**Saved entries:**
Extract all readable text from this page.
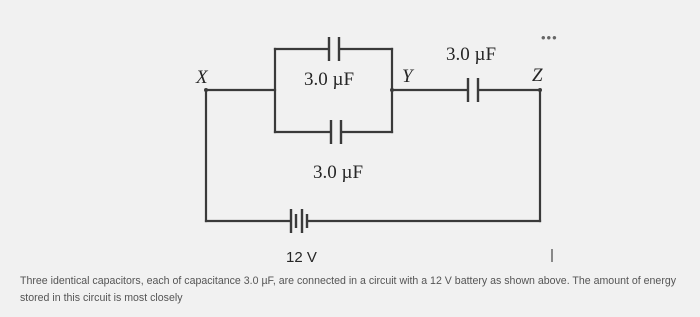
X	Y	Z
3.0 µF
3.0 µF
3.0 µF
12 V
•••

Three identical capacitors, each of capacitance 3.0 µF, are connected in a circuit with a 12 V battery as shown above. The amount of energy stored in this circuit is most closely
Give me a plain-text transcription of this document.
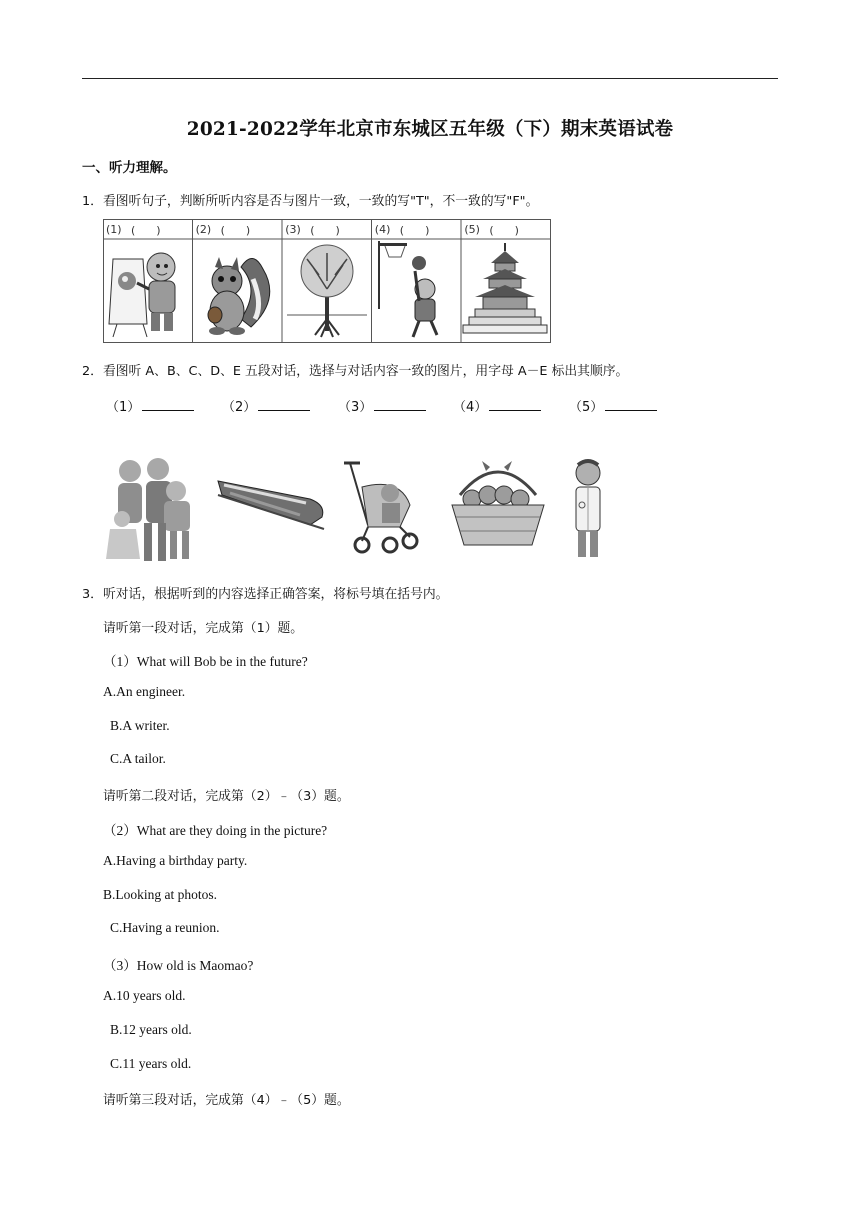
2021-2022学年北京市东城区五年级（下）期末英语试卷
一、听力理解。
1．看图听句子，判断所听内容是否与图片一致，一致的写"T"，不一致的写"F"。
(1) (      )	(2) (      )	(3) (      )	(4) (      )	(5) (      )
2．看图听 A、B、C、D、E 五段对话，选择与对话内容一致的图片，用字母 A－E 标出其顺序。
（1）	（2）	（3）	（4）	（5）
3．听对话，根据听到的内容选择正确答案，将标号填在括号内。
请听第一段对话，完成第（1）题。
（1）What will Bob be in the future?
A.An engineer.
B.A writer.
C.A tailor.
请听第二段对话，完成第（2）﹣（3）题。
（2）What are they doing in the picture?
A.Having a birthday party.
B.Looking at photos.
C.Having a reunion.
（3）How old is Maomao?
A.10 years old.
B.12 years old.
C.11 years old.
请听第三段对话，完成第（4）﹣（5）题。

**Direction:** Write out every line above exactly as it is, leaving out the pictures.

**Full response:**
Extract all readable text from this page.
X	Y	Z
3.0 µF
3.0 µF
3.0 µF
12 V
•••

Three identical capacitors, each of capacitance 3.0 µF, are connected in a circuit with a 12 V battery as shown above. The amount of energy stored in this circuit is most closely
Give me a plain-text transcription of this document.
2021-2022学年北京市东城区五年级（下）期末英语试卷
一、听力理解。
1．看图听句子，判断所听内容是否与图片一致，一致的写"T"，不一致的写"F"。
(1) (      )	(2) (      )	(3) (      )	(4) (      )	(5) (      )
2．看图听 A、B、C、D、E 五段对话，选择与对话内容一致的图片，用字母 A－E 标出其顺序。
（1）	（2）	（3）	（4）	（5）
3．听对话，根据听到的内容选择正确答案，将标号填在括号内。
请听第一段对话，完成第（1）题。
（1）What will Bob be in the future?
A.An engineer.
B.A writer.
C.A tailor.
请听第二段对话，完成第（2）﹣（3）题。
（2）What are they doing in the picture?
A.Having a birthday party.
B.Looking at photos.
C.Having a reunion.
（3）How old is Maomao?
A.10 years old.
B.12 years old.
C.11 years old.
请听第三段对话，完成第（4）﹣（5）题。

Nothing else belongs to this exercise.